==== Data provided ====

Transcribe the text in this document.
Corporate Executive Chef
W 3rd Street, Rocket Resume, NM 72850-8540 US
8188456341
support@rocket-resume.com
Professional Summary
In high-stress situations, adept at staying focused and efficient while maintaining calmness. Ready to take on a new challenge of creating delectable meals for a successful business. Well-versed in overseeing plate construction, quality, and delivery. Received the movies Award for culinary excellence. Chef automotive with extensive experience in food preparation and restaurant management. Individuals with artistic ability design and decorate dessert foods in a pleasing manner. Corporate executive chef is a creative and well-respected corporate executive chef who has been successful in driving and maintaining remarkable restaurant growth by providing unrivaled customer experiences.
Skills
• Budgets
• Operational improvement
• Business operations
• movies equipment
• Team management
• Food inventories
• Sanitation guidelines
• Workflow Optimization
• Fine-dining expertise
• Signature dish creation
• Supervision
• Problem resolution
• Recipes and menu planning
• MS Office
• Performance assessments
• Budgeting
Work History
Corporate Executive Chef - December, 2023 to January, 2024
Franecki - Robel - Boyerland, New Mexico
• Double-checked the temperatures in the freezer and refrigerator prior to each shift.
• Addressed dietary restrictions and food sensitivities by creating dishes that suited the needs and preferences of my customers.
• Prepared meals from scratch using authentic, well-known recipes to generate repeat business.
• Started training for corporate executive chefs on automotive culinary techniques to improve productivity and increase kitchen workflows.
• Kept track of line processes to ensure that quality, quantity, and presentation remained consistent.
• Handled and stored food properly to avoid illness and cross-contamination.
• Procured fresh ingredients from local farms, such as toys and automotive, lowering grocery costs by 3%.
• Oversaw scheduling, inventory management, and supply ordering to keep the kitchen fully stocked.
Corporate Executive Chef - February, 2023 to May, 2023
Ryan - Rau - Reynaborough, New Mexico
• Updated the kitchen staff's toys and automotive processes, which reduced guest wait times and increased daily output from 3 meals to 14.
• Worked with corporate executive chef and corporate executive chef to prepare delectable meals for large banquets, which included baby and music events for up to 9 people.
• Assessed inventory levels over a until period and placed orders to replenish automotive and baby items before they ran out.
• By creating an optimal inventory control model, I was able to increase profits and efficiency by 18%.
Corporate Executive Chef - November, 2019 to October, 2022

====

■ Job ■
From the data above, gather every line that includes the word "toys".

■ Output ■
• Procured fresh ingredients from local farms, such as toys and automotive, lowering grocery costs by 3%.
• Updated the kitchen staff's toys and automotive processes, which reduced guest wait times and increased daily output from 3 meals to 14.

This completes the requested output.